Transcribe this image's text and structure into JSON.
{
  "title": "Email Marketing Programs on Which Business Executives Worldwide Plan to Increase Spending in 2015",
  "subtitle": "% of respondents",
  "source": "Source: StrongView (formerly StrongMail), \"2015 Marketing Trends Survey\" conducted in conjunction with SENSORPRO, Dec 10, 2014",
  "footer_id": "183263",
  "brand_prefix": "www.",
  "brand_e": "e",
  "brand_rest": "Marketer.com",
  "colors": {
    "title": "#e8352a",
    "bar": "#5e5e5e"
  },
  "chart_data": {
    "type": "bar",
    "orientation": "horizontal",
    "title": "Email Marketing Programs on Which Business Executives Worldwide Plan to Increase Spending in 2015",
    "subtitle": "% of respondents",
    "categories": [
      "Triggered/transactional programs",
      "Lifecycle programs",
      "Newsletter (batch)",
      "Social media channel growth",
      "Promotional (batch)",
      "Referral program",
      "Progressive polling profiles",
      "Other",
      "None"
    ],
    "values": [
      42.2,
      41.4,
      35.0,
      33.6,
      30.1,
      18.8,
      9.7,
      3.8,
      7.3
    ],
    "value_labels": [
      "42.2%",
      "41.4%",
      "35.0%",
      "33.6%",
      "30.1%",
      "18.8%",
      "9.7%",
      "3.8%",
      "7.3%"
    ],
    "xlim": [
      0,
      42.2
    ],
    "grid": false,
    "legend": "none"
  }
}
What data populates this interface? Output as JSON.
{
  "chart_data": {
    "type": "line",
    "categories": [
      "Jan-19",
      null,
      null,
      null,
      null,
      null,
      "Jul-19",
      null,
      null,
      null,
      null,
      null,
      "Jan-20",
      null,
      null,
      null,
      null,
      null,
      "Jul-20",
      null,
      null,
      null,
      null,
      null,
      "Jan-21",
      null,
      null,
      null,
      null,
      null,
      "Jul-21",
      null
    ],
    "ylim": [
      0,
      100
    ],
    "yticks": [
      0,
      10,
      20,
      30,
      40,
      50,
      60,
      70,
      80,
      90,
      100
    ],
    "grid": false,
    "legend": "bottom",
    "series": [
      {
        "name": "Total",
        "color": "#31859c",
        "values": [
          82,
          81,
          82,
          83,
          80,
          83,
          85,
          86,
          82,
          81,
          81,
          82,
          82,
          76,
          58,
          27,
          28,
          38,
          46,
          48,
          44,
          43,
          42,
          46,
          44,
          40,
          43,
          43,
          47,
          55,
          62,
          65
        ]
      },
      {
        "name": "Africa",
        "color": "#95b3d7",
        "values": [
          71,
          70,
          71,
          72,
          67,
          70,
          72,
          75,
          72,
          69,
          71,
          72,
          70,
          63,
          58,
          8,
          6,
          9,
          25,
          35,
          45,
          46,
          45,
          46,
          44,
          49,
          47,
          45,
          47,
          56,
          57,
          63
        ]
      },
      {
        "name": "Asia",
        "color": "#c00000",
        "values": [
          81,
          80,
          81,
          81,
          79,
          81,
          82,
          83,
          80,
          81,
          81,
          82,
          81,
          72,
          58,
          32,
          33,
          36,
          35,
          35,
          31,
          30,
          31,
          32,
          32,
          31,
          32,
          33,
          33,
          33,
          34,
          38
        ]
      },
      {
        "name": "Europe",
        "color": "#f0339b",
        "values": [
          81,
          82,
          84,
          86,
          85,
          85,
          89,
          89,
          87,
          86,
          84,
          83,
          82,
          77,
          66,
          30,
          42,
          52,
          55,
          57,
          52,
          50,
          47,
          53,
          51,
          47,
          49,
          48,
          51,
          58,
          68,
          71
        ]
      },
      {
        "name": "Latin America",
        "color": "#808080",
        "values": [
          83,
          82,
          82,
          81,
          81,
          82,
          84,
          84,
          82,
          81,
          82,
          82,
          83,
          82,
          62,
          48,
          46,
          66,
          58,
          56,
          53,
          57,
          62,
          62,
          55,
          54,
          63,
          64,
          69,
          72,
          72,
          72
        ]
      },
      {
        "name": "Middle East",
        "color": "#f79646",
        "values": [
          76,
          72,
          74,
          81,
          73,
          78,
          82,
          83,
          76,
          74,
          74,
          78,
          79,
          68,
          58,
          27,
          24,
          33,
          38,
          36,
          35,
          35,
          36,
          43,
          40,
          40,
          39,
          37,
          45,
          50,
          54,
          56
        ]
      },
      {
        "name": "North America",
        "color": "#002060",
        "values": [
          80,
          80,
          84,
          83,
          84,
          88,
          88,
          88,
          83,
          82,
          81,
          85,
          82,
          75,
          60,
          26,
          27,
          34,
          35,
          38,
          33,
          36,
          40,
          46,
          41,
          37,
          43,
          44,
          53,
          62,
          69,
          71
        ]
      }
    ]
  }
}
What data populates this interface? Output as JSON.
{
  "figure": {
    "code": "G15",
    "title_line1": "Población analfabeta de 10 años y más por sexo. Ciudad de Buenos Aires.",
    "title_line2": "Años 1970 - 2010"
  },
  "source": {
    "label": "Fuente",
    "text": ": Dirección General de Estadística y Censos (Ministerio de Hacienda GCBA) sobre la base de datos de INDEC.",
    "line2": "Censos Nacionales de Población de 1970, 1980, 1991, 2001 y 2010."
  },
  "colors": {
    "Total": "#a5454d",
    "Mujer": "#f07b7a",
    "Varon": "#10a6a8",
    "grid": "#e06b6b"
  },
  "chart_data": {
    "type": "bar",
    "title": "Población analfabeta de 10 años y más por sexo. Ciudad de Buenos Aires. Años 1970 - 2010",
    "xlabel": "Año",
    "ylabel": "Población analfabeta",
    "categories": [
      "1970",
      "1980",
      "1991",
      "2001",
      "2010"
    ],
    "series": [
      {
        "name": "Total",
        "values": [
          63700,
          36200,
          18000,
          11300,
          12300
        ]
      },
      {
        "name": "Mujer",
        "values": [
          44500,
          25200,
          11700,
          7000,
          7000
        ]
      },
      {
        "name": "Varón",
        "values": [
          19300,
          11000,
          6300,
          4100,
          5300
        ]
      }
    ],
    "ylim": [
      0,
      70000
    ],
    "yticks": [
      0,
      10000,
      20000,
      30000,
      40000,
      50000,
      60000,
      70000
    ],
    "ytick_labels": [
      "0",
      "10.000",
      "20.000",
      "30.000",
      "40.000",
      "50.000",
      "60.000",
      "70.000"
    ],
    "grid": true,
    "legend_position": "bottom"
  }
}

══════

The exercise
Identify each line in the records above that contains the word "Spending", and copy it out in full.

Response
  "title": "Email Marketing Programs on Which Business Executives Worldwide Plan to Increase Spending in 2015",
    "title": "Email Marketing Programs on Which Business Executives Worldwide Plan to Increase Spending in 2015",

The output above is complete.